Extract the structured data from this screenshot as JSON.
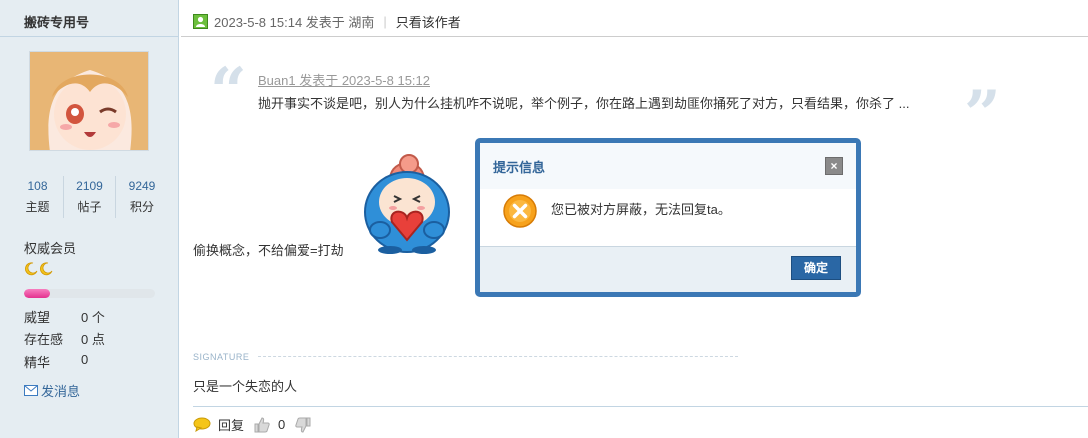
{
  "sidebar": {
    "username": "搬砖专用号",
    "stats": [
      {
        "num": "108",
        "label": "主题"
      },
      {
        "num": "2109",
        "label": "帖子"
      },
      {
        "num": "9249",
        "label": "积分"
      }
    ],
    "rank": "权威会员",
    "level_progress_percent": 20,
    "info": [
      {
        "key": "威望",
        "value": "0 个"
      },
      {
        "key": "存在感",
        "value": "0 点"
      },
      {
        "key": "精华",
        "value": "0"
      }
    ],
    "send_message": "发消息"
  },
  "post": {
    "date_line": "2023-5-8 15:14 发表于 湖南",
    "only_author": "只看该作者",
    "quote_author": "Buan1 发表于 2023-5-8 15:12",
    "quote_text": "抛开事实不谈是吧，别人为什么挂机咋不说呢，举个例子，你在路上遇到劫匪你捅死了对方，只看结果，你杀了 ...",
    "body_text": "偷换概念，不给偏爱=打劫",
    "signature_label": "SIGNATURE",
    "signature_text": "只是一个失恋的人"
  },
  "footer": {
    "reply": "回复",
    "like_count": "0"
  },
  "dialog": {
    "title": "提示信息",
    "close": "×",
    "message": "您已被对方屏蔽，无法回复ta。",
    "ok": "确定"
  },
  "colors": {
    "accent": "#336699",
    "dialog_border": "#3b78b5",
    "progress": "#e4318f"
  }
}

Exercise details:
Copy the records exactly. Skip the pictures.

Final result:
Extract the structured data from this screenshot as JSON.
{
  "sidebar": {
    "username": "搬砖专用号",
    "stats": [
      {
        "num": "108",
        "label": "主题"
      },
      {
        "num": "2109",
        "label": "帖子"
      },
      {
        "num": "9249",
        "label": "积分"
      }
    ],
    "rank": "权威会员",
    "level_progress_percent": 20,
    "info": [
      {
        "key": "威望",
        "value": "0 个"
      },
      {
        "key": "存在感",
        "value": "0 点"
      },
      {
        "key": "精华",
        "value": "0"
      }
    ],
    "send_message": "发消息"
  },
  "post": {
    "date_line": "2023-5-8 15:14 发表于 湖南",
    "only_author": "只看该作者",
    "quote_author": "Buan1 发表于 2023-5-8 15:12",
    "quote_text": "抛开事实不谈是吧，别人为什么挂机咋不说呢，举个例子，你在路上遇到劫匪你捅死了对方，只看结果，你杀了 ...",
    "body_text": "偷换概念，不给偏爱=打劫",
    "signature_label": "SIGNATURE",
    "signature_text": "只是一个失恋的人"
  },
  "footer": {
    "reply": "回复",
    "like_count": "0"
  },
  "dialog": {
    "title": "提示信息",
    "close": "×",
    "message": "您已被对方屏蔽，无法回复ta。",
    "ok": "确定"
  },
  "colors": {
    "accent": "#336699",
    "dialog_border": "#3b78b5",
    "progress": "#e4318f"
  }
}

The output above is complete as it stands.